**SET PROBLEM:** Work out the number of lines in the records that include the word "requirement"; reply with that number alone.
+++ RECORDS FOR THE TASK
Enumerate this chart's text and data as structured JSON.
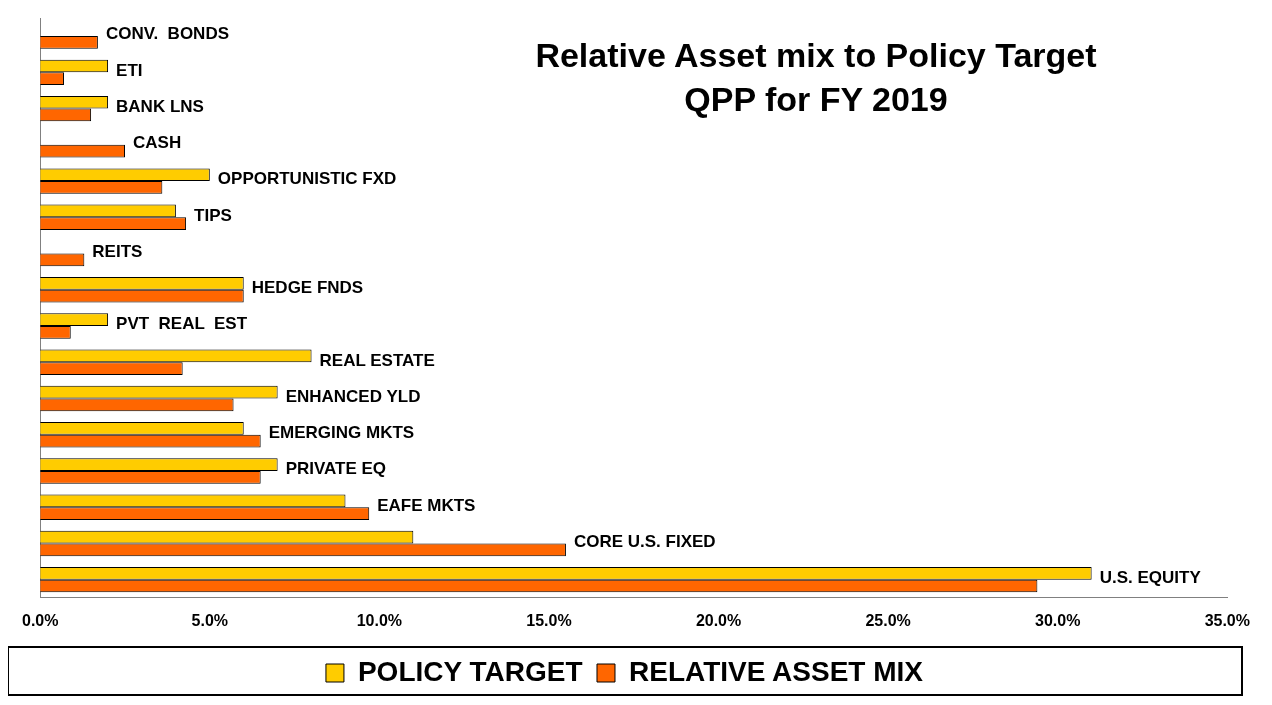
{
  "chart_data": {
    "type": "bar",
    "orientation": "horizontal",
    "title": "Relative Asset mix to Policy Target\nQPP for FY 2019",
    "categories": [
      "CONV.  BONDS",
      "ETI",
      "BANK LNS",
      "CASH",
      "OPPORTUNISTIC FXD",
      "TIPS",
      "REITS",
      "HEDGE FNDS",
      "PVT  REAL  EST",
      "REAL ESTATE",
      "ENHANCED YLD",
      "EMERGING MKTS",
      "PRIVATE EQ",
      "EAFE MKTS",
      "CORE U.S. FIXED",
      "U.S. EQUITY"
    ],
    "series": [
      {
        "name": "POLICY TARGET",
        "color": "#ffcc00",
        "values": [
          0,
          2.0,
          2.0,
          0,
          5.0,
          4.0,
          0,
          6.0,
          2.0,
          8.0,
          7.0,
          6.0,
          7.0,
          9.0,
          11.0,
          31.0
        ]
      },
      {
        "name": "RELATIVE ASSET MIX",
        "color": "#ff6600",
        "values": [
          1.7,
          0.7,
          1.5,
          2.5,
          3.6,
          4.3,
          1.3,
          6.0,
          0.9,
          4.2,
          5.7,
          6.5,
          6.5,
          9.7,
          15.5,
          29.4
        ]
      }
    ],
    "xlim": [
      0,
      35
    ],
    "xticks": [
      {
        "value": 0,
        "label": "0.0%"
      },
      {
        "value": 5,
        "label": "5.0%"
      },
      {
        "value": 10,
        "label": "10.0%"
      },
      {
        "value": 15,
        "label": "15.0%"
      },
      {
        "value": 20,
        "label": "20.0%"
      },
      {
        "value": 25,
        "label": "25.0%"
      },
      {
        "value": 30,
        "label": "30.0%"
      },
      {
        "value": 35,
        "label": "35.0%"
      }
    ],
    "tick_labels": "x",
    "grid": false,
    "legend": "bottom"
  }
}
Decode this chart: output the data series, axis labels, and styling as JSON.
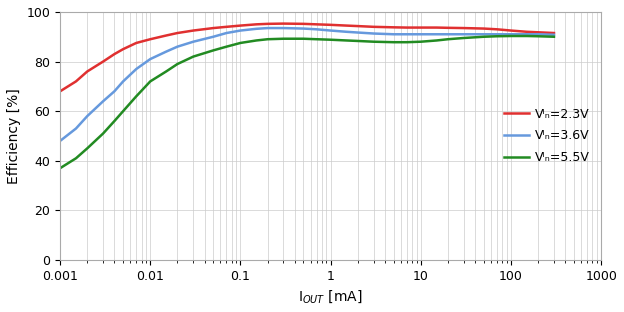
{
  "xlabel": "I$_{OUT}$ [mA]",
  "ylabel": "Efficiency [%]",
  "xlim": [
    0.001,
    1000
  ],
  "ylim": [
    0,
    100
  ],
  "yticks": [
    0,
    20,
    40,
    60,
    80,
    100
  ],
  "background_color": "#ffffff",
  "grid_color": "#cccccc",
  "series": [
    {
      "label": "Vᴵₙ=2.3V",
      "color": "#e03030",
      "x": [
        0.001,
        0.0015,
        0.002,
        0.003,
        0.004,
        0.005,
        0.007,
        0.01,
        0.015,
        0.02,
        0.03,
        0.05,
        0.07,
        0.1,
        0.15,
        0.2,
        0.3,
        0.5,
        0.7,
        1.0,
        1.5,
        2.0,
        3.0,
        5.0,
        7.0,
        10,
        15,
        20,
        30,
        50,
        70,
        100,
        150,
        200,
        300
      ],
      "y": [
        68,
        72,
        76,
        80,
        83,
        85,
        87.5,
        89,
        90.5,
        91.5,
        92.5,
        93.5,
        94.0,
        94.5,
        95.0,
        95.2,
        95.3,
        95.2,
        95.0,
        94.8,
        94.5,
        94.3,
        94.0,
        93.8,
        93.7,
        93.7,
        93.7,
        93.6,
        93.5,
        93.3,
        93.0,
        92.5,
        92.0,
        91.8,
        91.5
      ]
    },
    {
      "label": "Vᴵₙ=3.6V",
      "color": "#6699dd",
      "x": [
        0.001,
        0.0015,
        0.002,
        0.003,
        0.004,
        0.005,
        0.007,
        0.01,
        0.015,
        0.02,
        0.03,
        0.05,
        0.07,
        0.1,
        0.15,
        0.2,
        0.3,
        0.5,
        0.7,
        1.0,
        1.5,
        2.0,
        3.0,
        5.0,
        7.0,
        10,
        15,
        20,
        30,
        50,
        70,
        100,
        150,
        200,
        300
      ],
      "y": [
        48,
        53,
        58,
        64,
        68,
        72,
        77,
        81,
        84,
        86,
        88,
        90,
        91.5,
        92.5,
        93.2,
        93.5,
        93.5,
        93.3,
        93.0,
        92.5,
        92.0,
        91.7,
        91.3,
        91.0,
        91.0,
        91.0,
        91.0,
        91.0,
        91.0,
        91.0,
        91.0,
        91.0,
        91.0,
        91.0,
        90.8
      ]
    },
    {
      "label": "Vᴵₙ=5.5V",
      "color": "#228b22",
      "x": [
        0.001,
        0.0015,
        0.002,
        0.003,
        0.004,
        0.005,
        0.007,
        0.01,
        0.015,
        0.02,
        0.03,
        0.05,
        0.07,
        0.1,
        0.15,
        0.2,
        0.3,
        0.5,
        0.7,
        1.0,
        1.5,
        2.0,
        3.0,
        5.0,
        7.0,
        10,
        15,
        20,
        30,
        50,
        70,
        100,
        150,
        200,
        300
      ],
      "y": [
        37,
        41,
        45,
        51,
        56,
        60,
        66,
        72,
        76,
        79,
        82,
        84.5,
        86.0,
        87.5,
        88.5,
        89.0,
        89.2,
        89.2,
        89.0,
        88.8,
        88.5,
        88.3,
        88.0,
        87.8,
        87.8,
        88.0,
        88.5,
        89.0,
        89.5,
        90.0,
        90.2,
        90.3,
        90.3,
        90.2,
        90.0
      ]
    }
  ]
}
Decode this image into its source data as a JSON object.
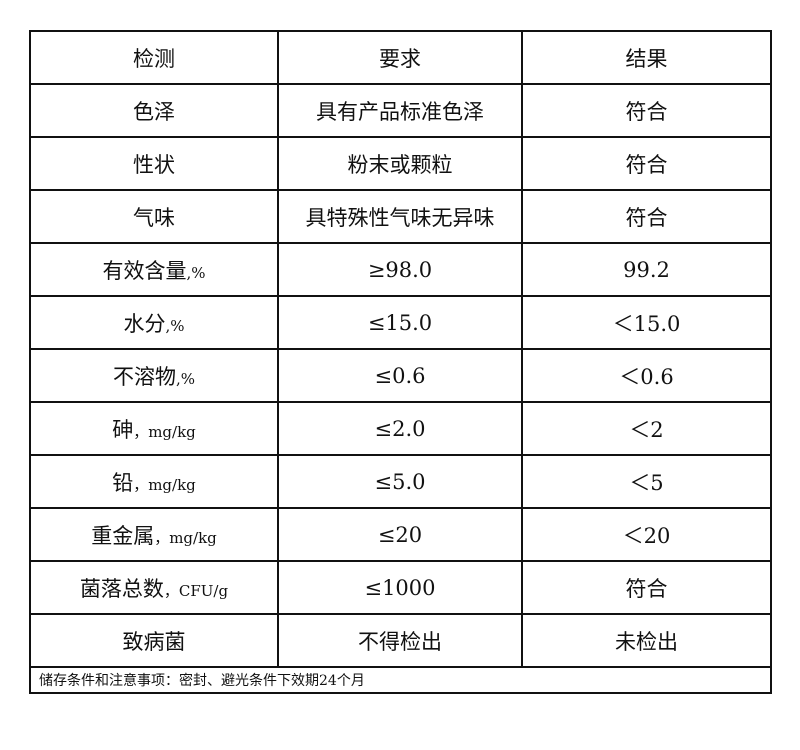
{
  "headers": [
    "检测",
    "要求",
    "结果"
  ],
  "rows": [
    {
      "item": "色泽",
      "unit": "",
      "requirement": "具有产品标准色泽",
      "result": "符合"
    },
    {
      "item": "性状",
      "unit": "",
      "requirement": "粉末或颗粒",
      "result": "符合"
    },
    {
      "item": "气味",
      "unit": "",
      "requirement": "具特殊性气味无异味",
      "result": "符合"
    },
    {
      "item": "有效含量",
      "unit": ",%",
      "requirement": "≥98.0",
      "result": "99.2"
    },
    {
      "item": "水分",
      "unit": ",%",
      "requirement": "≤15.0",
      "result": "＜15.0"
    },
    {
      "item": "不溶物",
      "unit": ",%",
      "requirement": "≤0.6",
      "result": "＜0.6"
    },
    {
      "item": "砷",
      "unit": "，mg/kg",
      "requirement": "≤2.0",
      "result": "＜2"
    },
    {
      "item": "铅",
      "unit": "，mg/kg",
      "requirement": "≤5.0",
      "result": "＜5"
    },
    {
      "item": "重金属",
      "unit": "，mg/kg",
      "requirement": "≤20",
      "result": "＜20"
    },
    {
      "item": "菌落总数",
      "unit": "，CFU/g",
      "requirement": "≤1000",
      "result": "符合"
    },
    {
      "item": "致病菌",
      "unit": "",
      "requirement": "不得检出",
      "result": "未检出"
    }
  ],
  "note": "储存条件和注意事项：密封、避光条件下效期24个月"
}
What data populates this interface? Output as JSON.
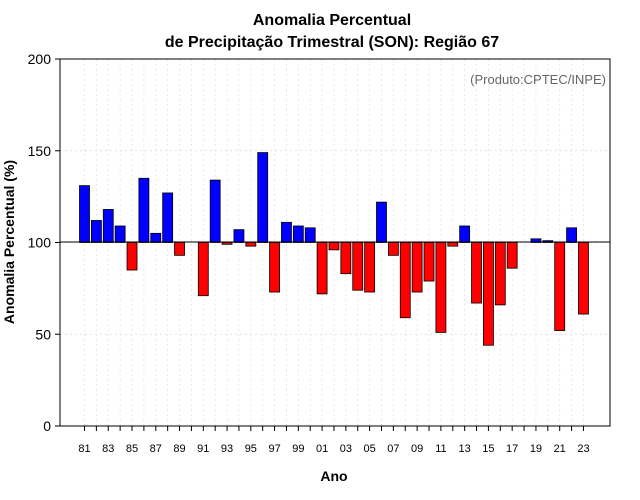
{
  "chart_data": {
    "type": "bar",
    "title_line1": "Anomalia Percentual",
    "title_line2": "de Precipitação Trimestral (SON): Região 67",
    "xlabel": "Ano",
    "ylabel": "Anomalia Percentual (%)",
    "credit": "(Produto:CPTEC/INPE)",
    "baseline": 100,
    "ylim": [
      0,
      200
    ],
    "yticks": [
      "0",
      "50",
      "100",
      "150",
      "200"
    ],
    "above_color": "#0000ff",
    "below_color": "#ff0000",
    "categories": [
      "81",
      "82",
      "83",
      "84",
      "85",
      "86",
      "87",
      "88",
      "89",
      "90",
      "91",
      "92",
      "93",
      "94",
      "95",
      "96",
      "97",
      "98",
      "99",
      "00",
      "01",
      "02",
      "03",
      "04",
      "05",
      "06",
      "07",
      "08",
      "09",
      "10",
      "11",
      "12",
      "13",
      "14",
      "15",
      "16",
      "17",
      "18",
      "19",
      "20",
      "21",
      "22",
      "23"
    ],
    "xtick_labels": [
      "81",
      "83",
      "85",
      "87",
      "89",
      "91",
      "93",
      "95",
      "97",
      "99",
      "01",
      "03",
      "05",
      "07",
      "09",
      "11",
      "13",
      "15",
      "17",
      "19",
      "21",
      "23"
    ],
    "values": [
      131,
      112,
      118,
      109,
      85,
      135,
      105,
      127,
      93,
      100,
      71,
      134,
      99,
      107,
      98,
      149,
      73,
      111,
      109,
      108,
      72,
      96,
      83,
      74,
      73,
      122,
      93,
      59,
      73,
      79,
      51,
      98,
      109,
      67,
      44,
      66,
      86,
      100,
      102,
      101,
      52,
      108,
      61
    ]
  }
}
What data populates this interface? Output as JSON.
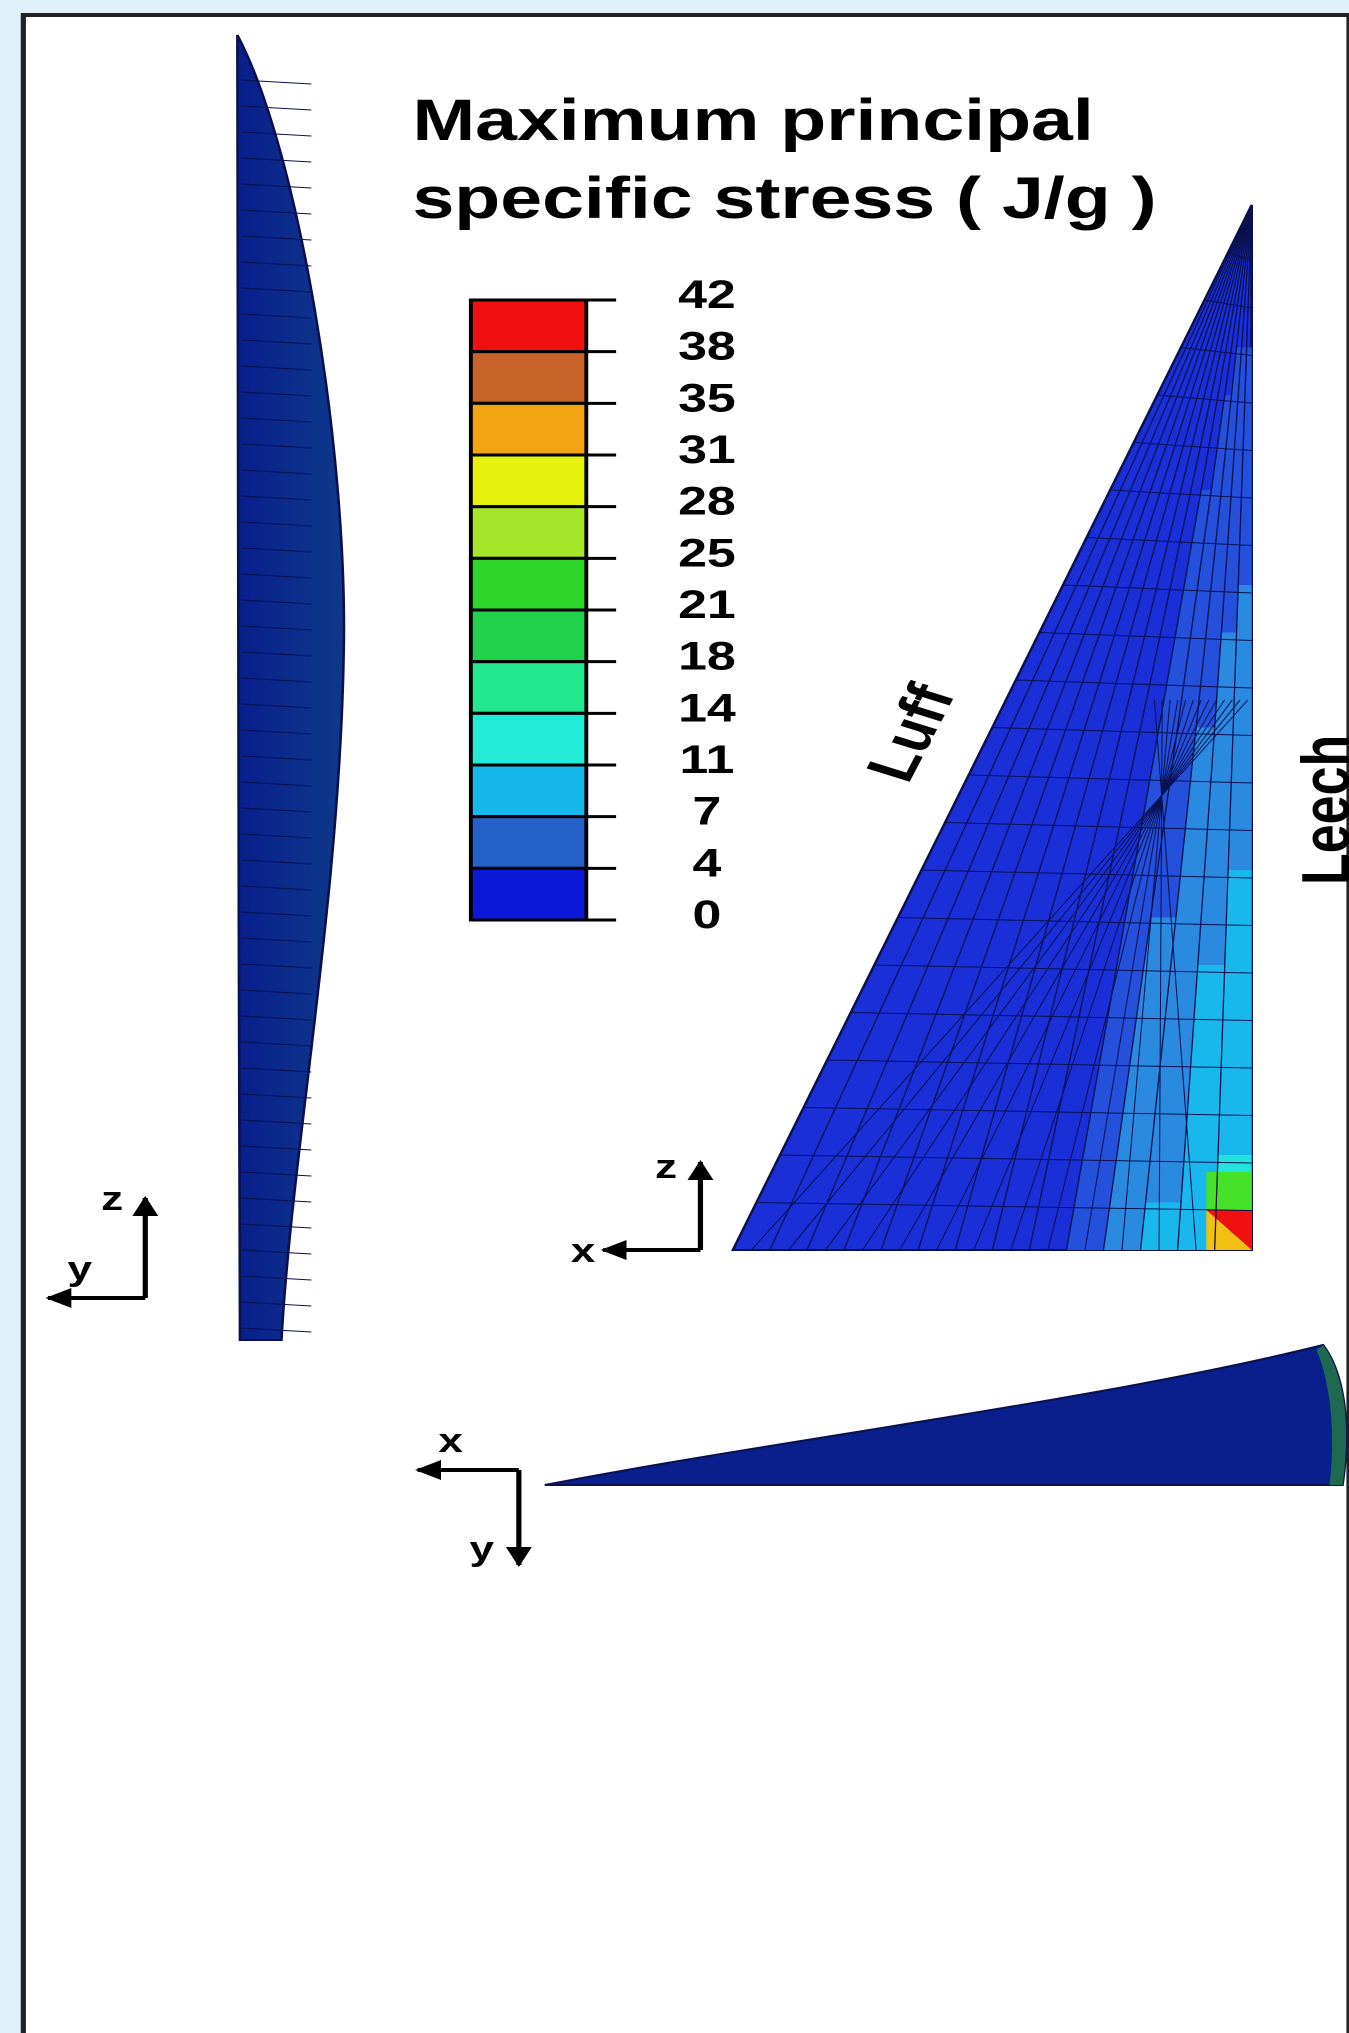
{
  "title": [
    "Maximum principal",
    "specific stress ( J/g )"
  ],
  "legend": {
    "levels": [
      42,
      38,
      35,
      31,
      28,
      25,
      21,
      18,
      14,
      11,
      7,
      4,
      0
    ]
  },
  "labels": {
    "luff": "Luff",
    "leech": "Leech"
  },
  "axes": {
    "side": {
      "vertical": "z",
      "horizontal": "y"
    },
    "front": {
      "vertical": "z",
      "horizontal": "x"
    },
    "top": {
      "horizontal": "x",
      "vertical": "y"
    }
  }
}
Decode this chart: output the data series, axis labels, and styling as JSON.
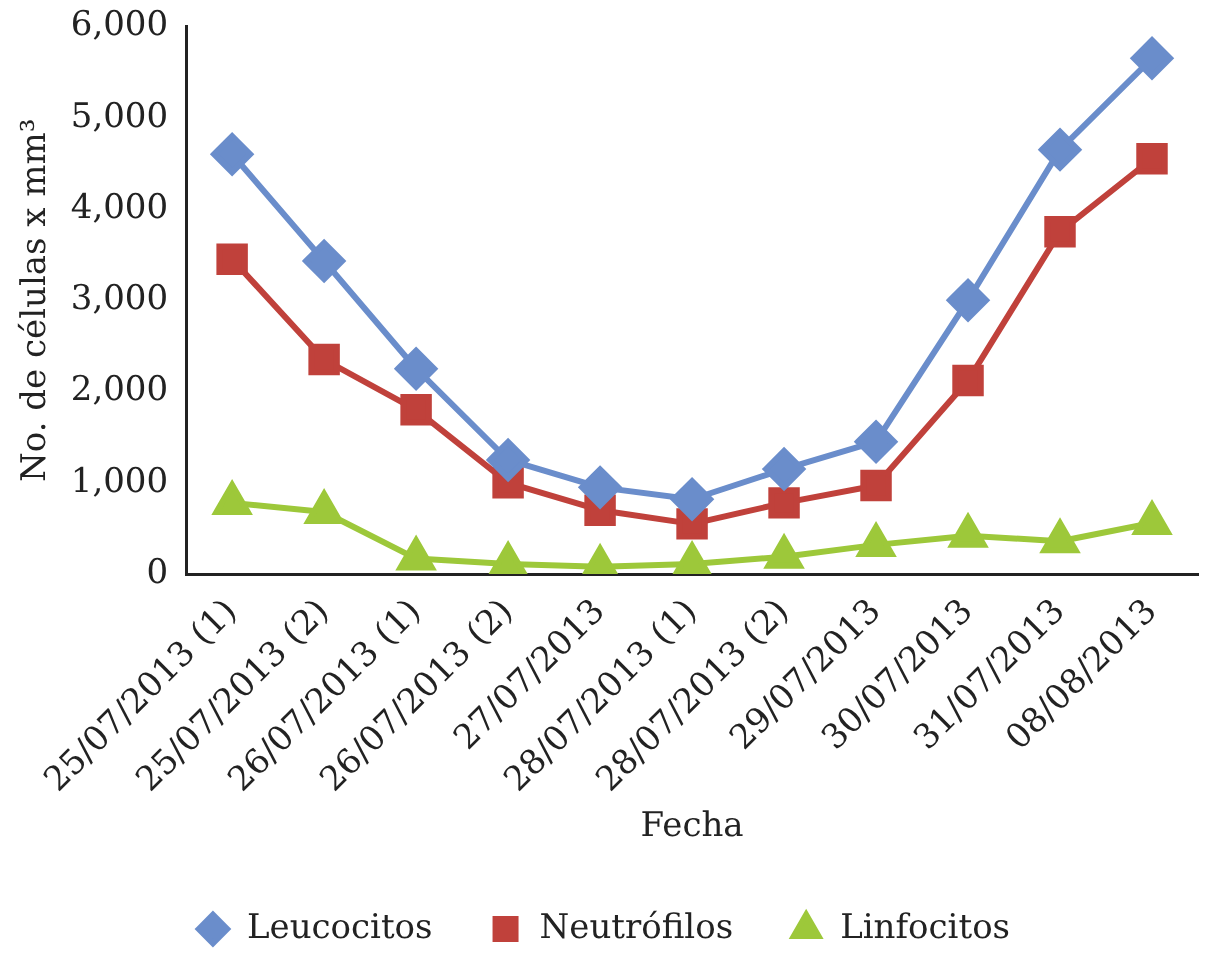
++++++
**SOLUTION TO THE PROBLEM:** 11